■ Set task:
Every entry must be given again exactly.
— BEGIN Items —
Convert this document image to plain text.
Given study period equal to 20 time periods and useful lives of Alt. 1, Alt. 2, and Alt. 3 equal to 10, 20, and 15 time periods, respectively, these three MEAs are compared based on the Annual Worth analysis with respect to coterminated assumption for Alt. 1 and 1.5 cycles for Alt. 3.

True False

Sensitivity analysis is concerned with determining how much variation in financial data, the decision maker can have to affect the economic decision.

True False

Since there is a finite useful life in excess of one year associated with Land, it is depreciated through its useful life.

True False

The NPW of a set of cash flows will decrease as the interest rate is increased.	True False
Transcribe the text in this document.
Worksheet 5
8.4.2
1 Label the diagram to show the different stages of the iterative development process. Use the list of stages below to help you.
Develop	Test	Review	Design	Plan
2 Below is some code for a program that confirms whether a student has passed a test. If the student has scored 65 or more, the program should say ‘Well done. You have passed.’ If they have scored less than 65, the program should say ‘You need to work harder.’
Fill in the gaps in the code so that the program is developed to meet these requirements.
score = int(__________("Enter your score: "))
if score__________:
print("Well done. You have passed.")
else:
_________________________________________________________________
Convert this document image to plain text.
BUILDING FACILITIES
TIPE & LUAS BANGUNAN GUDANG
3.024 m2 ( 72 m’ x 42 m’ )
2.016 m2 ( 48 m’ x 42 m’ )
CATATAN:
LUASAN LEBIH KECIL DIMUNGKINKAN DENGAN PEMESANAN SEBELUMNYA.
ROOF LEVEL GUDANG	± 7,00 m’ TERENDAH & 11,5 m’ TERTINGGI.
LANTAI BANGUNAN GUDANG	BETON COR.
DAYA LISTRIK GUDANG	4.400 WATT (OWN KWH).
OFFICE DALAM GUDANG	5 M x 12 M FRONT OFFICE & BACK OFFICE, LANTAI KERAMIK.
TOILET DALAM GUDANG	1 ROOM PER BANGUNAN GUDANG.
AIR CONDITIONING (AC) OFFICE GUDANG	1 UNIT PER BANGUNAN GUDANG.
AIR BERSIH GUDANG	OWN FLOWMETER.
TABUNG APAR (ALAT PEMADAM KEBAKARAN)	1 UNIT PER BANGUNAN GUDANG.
— END Items —
■ Solution below:
Convert this document image to plain text.
Given study period equal to 20 time periods and useful lives of Alt. 1, Alt. 2, and Alt. 3 equal to 10, 20, and 15 time periods, respectively, these three MEAs are compared based on the Annual Worth analysis with respect to coterminated assumption for Alt. 1 and 1.5 cycles for Alt. 3.

True False

Sensitivity analysis is concerned with determining how much variation in financial data, the decision maker can have to affect the economic decision.

True False

Since there is a finite useful life in excess of one year associated with Land, it is depreciated through its useful life.

True False

The NPW of a set of cash flows will decrease as the interest rate is increased.	True False
Transcribe the text in this document.
Worksheet 5
8.4.2
1 Label the diagram to show the different stages of the iterative development process. Use the list of stages below to help you.
Develop	Test	Review	Design	Plan
2 Below is some code for a program that confirms whether a student has passed a test. If the student has scored 65 or more, the program should say ‘Well done. You have passed.’ If they have scored less than 65, the program should say ‘You need to work harder.’
Fill in the gaps in the code so that the program is developed to meet these requirements.
score = int(__________("Enter your score: "))
if score__________:
print("Well done. You have passed.")
else:
_________________________________________________________________
Convert this document image to plain text.
BUILDING FACILITIES
TIPE & LUAS BANGUNAN GUDANG
3.024 m2 ( 72 m’ x 42 m’ )
2.016 m2 ( 48 m’ x 42 m’ )
CATATAN:
LUASAN LEBIH KECIL DIMUNGKINKAN DENGAN PEMESANAN SEBELUMNYA.
ROOF LEVEL GUDANG	± 7,00 m’ TERENDAH & 11,5 m’ TERTINGGI.
LANTAI BANGUNAN GUDANG	BETON COR.
DAYA LISTRIK GUDANG	4.400 WATT (OWN KWH).
OFFICE DALAM GUDANG	5 M x 12 M FRONT OFFICE & BACK OFFICE, LANTAI KERAMIK.
TOILET DALAM GUDANG	1 ROOM PER BANGUNAN GUDANG.
AIR CONDITIONING (AC) OFFICE GUDANG	1 UNIT PER BANGUNAN GUDANG.
AIR BERSIH GUDANG	OWN FLOWMETER.
TABUNG APAR (ALAT PEMADAM KEBAKARAN)	1 UNIT PER BANGUNAN GUDANG.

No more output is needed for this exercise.